■ TASK DIRECTIONS
Scan the data below and pick out the lines containing the word "gramer".

■ Dataset excerpts

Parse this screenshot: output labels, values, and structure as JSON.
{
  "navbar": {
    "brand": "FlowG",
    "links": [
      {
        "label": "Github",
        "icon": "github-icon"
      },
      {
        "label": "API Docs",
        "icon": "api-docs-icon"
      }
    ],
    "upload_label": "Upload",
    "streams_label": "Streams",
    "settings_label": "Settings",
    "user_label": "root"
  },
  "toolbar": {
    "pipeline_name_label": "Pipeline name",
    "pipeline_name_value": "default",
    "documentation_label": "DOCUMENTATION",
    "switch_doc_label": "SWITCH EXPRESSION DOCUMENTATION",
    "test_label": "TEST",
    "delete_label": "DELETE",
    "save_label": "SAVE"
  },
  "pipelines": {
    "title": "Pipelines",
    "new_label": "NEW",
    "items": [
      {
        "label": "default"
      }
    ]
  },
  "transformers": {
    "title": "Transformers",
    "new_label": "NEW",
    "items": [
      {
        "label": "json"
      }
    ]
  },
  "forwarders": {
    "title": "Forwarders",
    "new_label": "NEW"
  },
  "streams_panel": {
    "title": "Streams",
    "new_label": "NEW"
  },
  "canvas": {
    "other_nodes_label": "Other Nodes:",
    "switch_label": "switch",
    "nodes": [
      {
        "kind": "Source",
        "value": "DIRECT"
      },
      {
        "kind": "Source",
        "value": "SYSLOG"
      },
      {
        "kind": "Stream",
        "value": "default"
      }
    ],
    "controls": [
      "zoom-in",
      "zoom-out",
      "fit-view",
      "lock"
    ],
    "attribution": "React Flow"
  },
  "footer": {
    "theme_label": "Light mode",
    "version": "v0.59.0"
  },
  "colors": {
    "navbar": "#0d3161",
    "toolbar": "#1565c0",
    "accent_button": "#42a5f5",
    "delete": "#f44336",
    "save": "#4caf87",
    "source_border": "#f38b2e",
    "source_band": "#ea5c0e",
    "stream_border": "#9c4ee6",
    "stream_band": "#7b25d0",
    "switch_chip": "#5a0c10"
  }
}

...

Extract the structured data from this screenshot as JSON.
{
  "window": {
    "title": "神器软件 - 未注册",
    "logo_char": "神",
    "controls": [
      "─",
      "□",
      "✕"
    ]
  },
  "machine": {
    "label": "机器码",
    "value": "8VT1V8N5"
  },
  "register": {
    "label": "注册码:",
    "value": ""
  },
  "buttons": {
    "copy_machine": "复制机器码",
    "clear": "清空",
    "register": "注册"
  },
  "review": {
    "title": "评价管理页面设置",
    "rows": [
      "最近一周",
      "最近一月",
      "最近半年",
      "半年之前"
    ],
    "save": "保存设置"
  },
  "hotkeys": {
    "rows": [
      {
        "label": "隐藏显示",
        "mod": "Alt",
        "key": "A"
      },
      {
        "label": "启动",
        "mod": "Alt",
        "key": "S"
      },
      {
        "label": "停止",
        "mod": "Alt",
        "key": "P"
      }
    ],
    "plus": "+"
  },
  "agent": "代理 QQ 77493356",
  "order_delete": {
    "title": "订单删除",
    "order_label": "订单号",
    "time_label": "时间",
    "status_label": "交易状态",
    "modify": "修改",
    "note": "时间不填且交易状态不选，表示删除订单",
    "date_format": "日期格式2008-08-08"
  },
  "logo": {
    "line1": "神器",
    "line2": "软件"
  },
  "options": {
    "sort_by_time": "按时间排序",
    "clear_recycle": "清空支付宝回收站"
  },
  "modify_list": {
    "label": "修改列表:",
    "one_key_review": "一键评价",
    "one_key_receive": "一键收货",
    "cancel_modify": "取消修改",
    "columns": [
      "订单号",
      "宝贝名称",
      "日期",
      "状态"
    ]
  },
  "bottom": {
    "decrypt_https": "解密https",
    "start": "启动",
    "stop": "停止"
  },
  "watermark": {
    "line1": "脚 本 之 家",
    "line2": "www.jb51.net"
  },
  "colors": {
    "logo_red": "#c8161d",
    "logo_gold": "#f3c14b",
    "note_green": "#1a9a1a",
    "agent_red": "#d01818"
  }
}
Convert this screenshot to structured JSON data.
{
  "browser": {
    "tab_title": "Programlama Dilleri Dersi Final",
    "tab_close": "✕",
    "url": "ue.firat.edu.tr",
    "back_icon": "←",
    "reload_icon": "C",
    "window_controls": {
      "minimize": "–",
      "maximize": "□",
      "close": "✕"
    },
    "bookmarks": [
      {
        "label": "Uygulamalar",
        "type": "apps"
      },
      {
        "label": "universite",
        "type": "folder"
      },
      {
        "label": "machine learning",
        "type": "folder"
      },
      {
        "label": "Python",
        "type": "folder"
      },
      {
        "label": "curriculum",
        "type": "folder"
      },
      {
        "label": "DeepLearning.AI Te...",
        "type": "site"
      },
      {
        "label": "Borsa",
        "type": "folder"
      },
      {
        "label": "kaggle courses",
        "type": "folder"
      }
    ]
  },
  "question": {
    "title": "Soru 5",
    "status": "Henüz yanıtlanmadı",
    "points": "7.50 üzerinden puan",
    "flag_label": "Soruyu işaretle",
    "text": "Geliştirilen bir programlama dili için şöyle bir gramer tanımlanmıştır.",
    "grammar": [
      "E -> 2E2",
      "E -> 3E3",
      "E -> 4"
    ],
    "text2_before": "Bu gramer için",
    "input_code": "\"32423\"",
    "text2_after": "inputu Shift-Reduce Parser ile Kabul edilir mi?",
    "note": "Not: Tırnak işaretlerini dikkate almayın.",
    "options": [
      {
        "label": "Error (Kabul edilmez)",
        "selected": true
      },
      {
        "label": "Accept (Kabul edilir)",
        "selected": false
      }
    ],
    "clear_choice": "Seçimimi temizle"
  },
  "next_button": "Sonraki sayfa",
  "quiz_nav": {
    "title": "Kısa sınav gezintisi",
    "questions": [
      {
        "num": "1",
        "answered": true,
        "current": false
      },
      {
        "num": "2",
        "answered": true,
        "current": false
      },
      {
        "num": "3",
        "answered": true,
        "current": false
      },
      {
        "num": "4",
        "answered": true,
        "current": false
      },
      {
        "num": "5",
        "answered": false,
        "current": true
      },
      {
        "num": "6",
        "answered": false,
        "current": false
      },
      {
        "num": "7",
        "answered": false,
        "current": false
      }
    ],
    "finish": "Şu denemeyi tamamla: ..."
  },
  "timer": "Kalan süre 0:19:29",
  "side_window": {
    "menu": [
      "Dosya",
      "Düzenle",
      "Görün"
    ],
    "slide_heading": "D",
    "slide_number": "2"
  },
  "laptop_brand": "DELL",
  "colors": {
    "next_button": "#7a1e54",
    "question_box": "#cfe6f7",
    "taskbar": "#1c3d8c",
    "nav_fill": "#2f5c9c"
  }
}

■ EXERCISE ANSWER
    "text": "Geliştirilen bir programlama dili için şöyle bir gramer tanımlanmıştır.",
    "text2_before": "Bu gramer için",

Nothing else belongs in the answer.